### THE REQUEST
Locate the string "frac" in the listing below. Copy every line where it is found.

** Start of DATASET ROWS **

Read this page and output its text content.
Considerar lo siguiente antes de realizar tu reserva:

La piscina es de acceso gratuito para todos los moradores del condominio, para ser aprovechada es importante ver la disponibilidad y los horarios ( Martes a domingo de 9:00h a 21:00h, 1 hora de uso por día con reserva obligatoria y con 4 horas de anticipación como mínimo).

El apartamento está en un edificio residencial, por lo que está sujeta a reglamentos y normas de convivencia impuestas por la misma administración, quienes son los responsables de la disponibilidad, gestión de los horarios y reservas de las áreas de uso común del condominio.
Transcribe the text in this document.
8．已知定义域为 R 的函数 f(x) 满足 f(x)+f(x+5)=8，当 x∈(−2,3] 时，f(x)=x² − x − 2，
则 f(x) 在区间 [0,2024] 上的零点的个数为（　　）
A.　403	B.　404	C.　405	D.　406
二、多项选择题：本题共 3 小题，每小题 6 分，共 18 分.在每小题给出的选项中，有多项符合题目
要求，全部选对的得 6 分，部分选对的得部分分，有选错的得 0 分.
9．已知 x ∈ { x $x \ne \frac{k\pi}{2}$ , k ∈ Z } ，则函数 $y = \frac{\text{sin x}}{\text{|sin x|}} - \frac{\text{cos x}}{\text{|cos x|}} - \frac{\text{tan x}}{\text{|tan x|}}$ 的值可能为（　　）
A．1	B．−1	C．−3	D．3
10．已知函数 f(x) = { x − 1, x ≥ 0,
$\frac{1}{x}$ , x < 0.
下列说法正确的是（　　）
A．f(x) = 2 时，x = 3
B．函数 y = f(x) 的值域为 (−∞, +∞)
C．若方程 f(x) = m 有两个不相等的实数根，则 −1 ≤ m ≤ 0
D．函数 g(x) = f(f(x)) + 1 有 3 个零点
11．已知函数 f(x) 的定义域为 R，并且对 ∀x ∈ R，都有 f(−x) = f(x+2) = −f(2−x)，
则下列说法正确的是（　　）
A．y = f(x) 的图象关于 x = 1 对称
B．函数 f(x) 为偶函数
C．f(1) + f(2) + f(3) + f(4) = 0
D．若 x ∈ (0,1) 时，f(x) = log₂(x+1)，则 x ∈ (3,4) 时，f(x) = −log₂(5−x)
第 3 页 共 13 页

** End of DATASET ROWS **

### TASK RESPONSE
9．已知 x ∈ { x $x \ne \frac{k\pi}{2}$ , k ∈ Z } ，则函数 $y = \frac{\text{sin x}}{\text{|sin x|}} - \frac{\text{cos x}}{\text{|cos x|}} - \frac{\text{tan x}}{\text{|tan x|}}$ 的值可能为（　　）
$\frac{1}{x}$ , x < 0.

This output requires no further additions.